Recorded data

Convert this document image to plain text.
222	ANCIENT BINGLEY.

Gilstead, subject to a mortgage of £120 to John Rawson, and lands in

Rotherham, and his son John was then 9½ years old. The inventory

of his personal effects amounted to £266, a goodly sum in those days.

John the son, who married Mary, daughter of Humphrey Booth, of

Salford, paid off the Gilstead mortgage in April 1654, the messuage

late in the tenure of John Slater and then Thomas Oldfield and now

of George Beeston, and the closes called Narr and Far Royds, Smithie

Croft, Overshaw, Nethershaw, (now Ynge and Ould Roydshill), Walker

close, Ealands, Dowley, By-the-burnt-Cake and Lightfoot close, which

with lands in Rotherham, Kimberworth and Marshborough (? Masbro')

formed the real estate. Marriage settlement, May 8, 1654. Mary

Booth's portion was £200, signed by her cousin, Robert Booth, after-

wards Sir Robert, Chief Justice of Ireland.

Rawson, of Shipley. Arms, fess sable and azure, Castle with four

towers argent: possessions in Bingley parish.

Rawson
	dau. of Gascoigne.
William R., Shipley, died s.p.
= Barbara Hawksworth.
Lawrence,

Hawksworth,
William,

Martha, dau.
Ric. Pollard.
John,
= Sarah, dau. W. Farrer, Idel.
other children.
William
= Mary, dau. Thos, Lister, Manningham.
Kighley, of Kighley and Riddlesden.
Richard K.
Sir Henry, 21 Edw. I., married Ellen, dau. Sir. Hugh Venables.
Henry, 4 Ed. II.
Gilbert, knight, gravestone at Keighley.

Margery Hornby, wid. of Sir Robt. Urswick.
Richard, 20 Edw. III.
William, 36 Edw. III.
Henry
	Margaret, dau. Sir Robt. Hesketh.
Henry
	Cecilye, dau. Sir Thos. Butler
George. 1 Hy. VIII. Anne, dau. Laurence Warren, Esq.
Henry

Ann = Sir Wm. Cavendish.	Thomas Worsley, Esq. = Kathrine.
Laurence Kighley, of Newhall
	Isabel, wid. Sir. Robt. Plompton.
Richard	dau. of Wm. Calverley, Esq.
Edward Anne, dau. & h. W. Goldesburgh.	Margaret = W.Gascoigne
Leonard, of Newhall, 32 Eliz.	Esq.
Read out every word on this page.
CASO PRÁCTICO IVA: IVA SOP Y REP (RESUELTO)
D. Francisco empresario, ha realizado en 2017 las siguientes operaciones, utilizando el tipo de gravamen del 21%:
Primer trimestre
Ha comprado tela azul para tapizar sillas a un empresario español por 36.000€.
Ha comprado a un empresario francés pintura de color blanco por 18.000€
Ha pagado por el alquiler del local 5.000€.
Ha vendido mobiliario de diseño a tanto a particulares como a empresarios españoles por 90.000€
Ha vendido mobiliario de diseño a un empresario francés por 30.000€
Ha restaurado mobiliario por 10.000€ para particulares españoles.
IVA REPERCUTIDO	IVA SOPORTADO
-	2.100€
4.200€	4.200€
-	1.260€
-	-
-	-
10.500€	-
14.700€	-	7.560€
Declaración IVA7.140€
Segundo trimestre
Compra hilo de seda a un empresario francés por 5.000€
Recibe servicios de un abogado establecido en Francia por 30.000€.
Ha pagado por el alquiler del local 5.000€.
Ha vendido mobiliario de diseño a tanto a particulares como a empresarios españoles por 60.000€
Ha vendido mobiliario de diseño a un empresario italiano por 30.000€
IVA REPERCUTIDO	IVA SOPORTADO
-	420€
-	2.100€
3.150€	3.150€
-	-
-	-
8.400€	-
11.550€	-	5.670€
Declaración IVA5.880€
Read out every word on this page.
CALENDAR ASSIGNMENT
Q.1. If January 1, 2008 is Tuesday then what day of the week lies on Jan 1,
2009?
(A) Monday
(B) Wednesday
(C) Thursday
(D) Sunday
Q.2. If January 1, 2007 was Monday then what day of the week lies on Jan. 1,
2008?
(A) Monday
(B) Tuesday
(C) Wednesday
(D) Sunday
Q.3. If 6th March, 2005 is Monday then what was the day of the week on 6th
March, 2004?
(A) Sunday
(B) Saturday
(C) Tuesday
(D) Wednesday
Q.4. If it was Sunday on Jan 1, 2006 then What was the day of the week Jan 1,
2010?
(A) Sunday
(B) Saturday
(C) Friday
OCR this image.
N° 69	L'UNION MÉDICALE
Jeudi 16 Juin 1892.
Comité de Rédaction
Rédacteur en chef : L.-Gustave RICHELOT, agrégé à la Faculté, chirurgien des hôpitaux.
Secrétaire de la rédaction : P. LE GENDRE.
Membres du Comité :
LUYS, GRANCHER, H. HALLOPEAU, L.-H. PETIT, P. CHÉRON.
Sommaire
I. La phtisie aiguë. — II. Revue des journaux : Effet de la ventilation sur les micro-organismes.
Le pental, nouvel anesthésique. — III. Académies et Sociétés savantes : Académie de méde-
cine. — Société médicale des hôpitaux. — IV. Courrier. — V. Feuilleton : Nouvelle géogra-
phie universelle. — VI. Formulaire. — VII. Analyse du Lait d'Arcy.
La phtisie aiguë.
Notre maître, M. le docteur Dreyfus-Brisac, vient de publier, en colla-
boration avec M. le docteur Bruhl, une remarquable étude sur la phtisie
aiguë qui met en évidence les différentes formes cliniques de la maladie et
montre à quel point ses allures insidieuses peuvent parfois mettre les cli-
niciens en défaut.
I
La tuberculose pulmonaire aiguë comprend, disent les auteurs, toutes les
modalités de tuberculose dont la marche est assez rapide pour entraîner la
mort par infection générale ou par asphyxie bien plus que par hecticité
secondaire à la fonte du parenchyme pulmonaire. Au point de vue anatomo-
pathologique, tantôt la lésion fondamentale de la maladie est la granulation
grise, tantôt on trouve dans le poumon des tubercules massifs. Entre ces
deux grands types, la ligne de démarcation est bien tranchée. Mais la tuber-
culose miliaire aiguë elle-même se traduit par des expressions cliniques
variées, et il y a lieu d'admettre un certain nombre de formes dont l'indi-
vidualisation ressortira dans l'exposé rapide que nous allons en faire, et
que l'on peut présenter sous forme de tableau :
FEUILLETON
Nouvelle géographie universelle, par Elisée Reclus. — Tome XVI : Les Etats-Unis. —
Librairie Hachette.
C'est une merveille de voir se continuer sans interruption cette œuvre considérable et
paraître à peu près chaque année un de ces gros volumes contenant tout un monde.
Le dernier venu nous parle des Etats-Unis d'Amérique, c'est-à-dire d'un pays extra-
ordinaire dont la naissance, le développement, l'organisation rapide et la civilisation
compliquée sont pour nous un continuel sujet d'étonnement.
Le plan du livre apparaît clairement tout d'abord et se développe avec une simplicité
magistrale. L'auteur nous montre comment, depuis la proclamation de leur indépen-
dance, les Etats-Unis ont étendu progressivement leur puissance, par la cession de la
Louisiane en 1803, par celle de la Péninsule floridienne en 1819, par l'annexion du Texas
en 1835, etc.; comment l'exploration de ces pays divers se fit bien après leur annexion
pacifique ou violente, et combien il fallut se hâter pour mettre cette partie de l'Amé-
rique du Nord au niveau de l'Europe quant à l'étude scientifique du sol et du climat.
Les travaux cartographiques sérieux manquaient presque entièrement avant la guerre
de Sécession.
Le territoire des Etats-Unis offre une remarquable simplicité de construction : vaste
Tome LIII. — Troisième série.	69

* **Set exercise**: Reproduce the entire listing word for word.

* **Answer to the task**:
Convert this document image to plain text.
222	ANCIENT BINGLEY.

Gilstead, subject to a mortgage of £120 to John Rawson, and lands in

Rotherham, and his son John was then 9½ years old. The inventory

of his personal effects amounted to £266, a goodly sum in those days.

John the son, who married Mary, daughter of Humphrey Booth, of

Salford, paid off the Gilstead mortgage in April 1654, the messuage

late in the tenure of John Slater and then Thomas Oldfield and now

of George Beeston, and the closes called Narr and Far Royds, Smithie

Croft, Overshaw, Nethershaw, (now Ynge and Ould Roydshill), Walker

close, Ealands, Dowley, By-the-burnt-Cake and Lightfoot close, which

with lands in Rotherham, Kimberworth and Marshborough (? Masbro')

formed the real estate. Marriage settlement, May 8, 1654. Mary

Booth's portion was £200, signed by her cousin, Robert Booth, after-

wards Sir Robert, Chief Justice of Ireland.

Rawson, of Shipley. Arms, fess sable and azure, Castle with four

towers argent: possessions in Bingley parish.

Rawson
	dau. of Gascoigne.
William R., Shipley, died s.p.
= Barbara Hawksworth.
Lawrence,

Hawksworth,
William,

Martha, dau.
Ric. Pollard.
John,
= Sarah, dau. W. Farrer, Idel.
other children.
William
= Mary, dau. Thos, Lister, Manningham.
Kighley, of Kighley and Riddlesden.
Richard K.
Sir Henry, 21 Edw. I., married Ellen, dau. Sir. Hugh Venables.
Henry, 4 Ed. II.
Gilbert, knight, gravestone at Keighley.

Margery Hornby, wid. of Sir Robt. Urswick.
Richard, 20 Edw. III.
William, 36 Edw. III.
Henry
	Margaret, dau. Sir Robt. Hesketh.
Henry
	Cecilye, dau. Sir Thos. Butler
George. 1 Hy. VIII. Anne, dau. Laurence Warren, Esq.
Henry

Ann = Sir Wm. Cavendish.	Thomas Worsley, Esq. = Kathrine.
Laurence Kighley, of Newhall
	Isabel, wid. Sir. Robt. Plompton.
Richard	dau. of Wm. Calverley, Esq.
Edward Anne, dau. & h. W. Goldesburgh.	Margaret = W.Gascoigne
Leonard, of Newhall, 32 Eliz.	Esq.
Read out every word on this page.
CASO PRÁCTICO IVA: IVA SOP Y REP (RESUELTO)
D. Francisco empresario, ha realizado en 2017 las siguientes operaciones, utilizando el tipo de gravamen del 21%:
Primer trimestre
Ha comprado tela azul para tapizar sillas a un empresario español por 36.000€.
Ha comprado a un empresario francés pintura de color blanco por 18.000€
Ha pagado por el alquiler del local 5.000€.
Ha vendido mobiliario de diseño a tanto a particulares como a empresarios españoles por 90.000€
Ha vendido mobiliario de diseño a un empresario francés por 30.000€
Ha restaurado mobiliario por 10.000€ para particulares españoles.
IVA REPERCUTIDO	IVA SOPORTADO
-	2.100€
4.200€	4.200€
-	1.260€
-	-
-	-
10.500€	-
14.700€	-	7.560€
Declaración IVA7.140€
Segundo trimestre
Compra hilo de seda a un empresario francés por 5.000€
Recibe servicios de un abogado establecido en Francia por 30.000€.
Ha pagado por el alquiler del local 5.000€.
Ha vendido mobiliario de diseño a tanto a particulares como a empresarios españoles por 60.000€
Ha vendido mobiliario de diseño a un empresario italiano por 30.000€
IVA REPERCUTIDO	IVA SOPORTADO
-	420€
-	2.100€
3.150€	3.150€
-	-
-	-
8.400€	-
11.550€	-	5.670€
Declaración IVA5.880€
Read out every word on this page.
CALENDAR ASSIGNMENT
Q.1. If January 1, 2008 is Tuesday then what day of the week lies on Jan 1,
2009?
(A) Monday
(B) Wednesday
(C) Thursday
(D) Sunday
Q.2. If January 1, 2007 was Monday then what day of the week lies on Jan. 1,
2008?
(A) Monday
(B) Tuesday
(C) Wednesday
(D) Sunday
Q.3. If 6th March, 2005 is Monday then what was the day of the week on 6th
March, 2004?
(A) Sunday
(B) Saturday
(C) Tuesday
(D) Wednesday
Q.4. If it was Sunday on Jan 1, 2006 then What was the day of the week Jan 1,
2010?
(A) Sunday
(B) Saturday
(C) Friday
OCR this image.
N° 69	L'UNION MÉDICALE
Jeudi 16 Juin 1892.
Comité de Rédaction
Rédacteur en chef : L.-Gustave RICHELOT, agrégé à la Faculté, chirurgien des hôpitaux.
Secrétaire de la rédaction : P. LE GENDRE.
Membres du Comité :
LUYS, GRANCHER, H. HALLOPEAU, L.-H. PETIT, P. CHÉRON.
Sommaire
I. La phtisie aiguë. — II. Revue des journaux : Effet de la ventilation sur les micro-organismes.
Le pental, nouvel anesthésique. — III. Académies et Sociétés savantes : Académie de méde-
cine. — Société médicale des hôpitaux. — IV. Courrier. — V. Feuilleton : Nouvelle géogra-
phie universelle. — VI. Formulaire. — VII. Analyse du Lait d'Arcy.
La phtisie aiguë.
Notre maître, M. le docteur Dreyfus-Brisac, vient de publier, en colla-
boration avec M. le docteur Bruhl, une remarquable étude sur la phtisie
aiguë qui met en évidence les différentes formes cliniques de la maladie et
montre à quel point ses allures insidieuses peuvent parfois mettre les cli-
niciens en défaut.
I
La tuberculose pulmonaire aiguë comprend, disent les auteurs, toutes les
modalités de tuberculose dont la marche est assez rapide pour entraîner la
mort par infection générale ou par asphyxie bien plus que par hecticité
secondaire à la fonte du parenchyme pulmonaire. Au point de vue anatomo-
pathologique, tantôt la lésion fondamentale de la maladie est la granulation
grise, tantôt on trouve dans le poumon des tubercules massifs. Entre ces
deux grands types, la ligne de démarcation est bien tranchée. Mais la tuber-
culose miliaire aiguë elle-même se traduit par des expressions cliniques
variées, et il y a lieu d'admettre un certain nombre de formes dont l'indi-
vidualisation ressortira dans l'exposé rapide que nous allons en faire, et
que l'on peut présenter sous forme de tableau :
FEUILLETON
Nouvelle géographie universelle, par Elisée Reclus. — Tome XVI : Les Etats-Unis. —
Librairie Hachette.
C'est une merveille de voir se continuer sans interruption cette œuvre considérable et
paraître à peu près chaque année un de ces gros volumes contenant tout un monde.
Le dernier venu nous parle des Etats-Unis d'Amérique, c'est-à-dire d'un pays extra-
ordinaire dont la naissance, le développement, l'organisation rapide et la civilisation
compliquée sont pour nous un continuel sujet d'étonnement.
Le plan du livre apparaît clairement tout d'abord et se développe avec une simplicité
magistrale. L'auteur nous montre comment, depuis la proclamation de leur indépen-
dance, les Etats-Unis ont étendu progressivement leur puissance, par la cession de la
Louisiane en 1803, par celle de la Péninsule floridienne en 1819, par l'annexion du Texas
en 1835, etc.; comment l'exploration de ces pays divers se fit bien après leur annexion
pacifique ou violente, et combien il fallut se hâter pour mettre cette partie de l'Amé-
rique du Nord au niveau de l'Europe quant à l'étude scientifique du sol et du climat.
Les travaux cartographiques sérieux manquaient presque entièrement avant la guerre
de Sécession.
Le territoire des Etats-Unis offre une remarquable simplicité de construction : vaste
Tome LIII. — Troisième série.	69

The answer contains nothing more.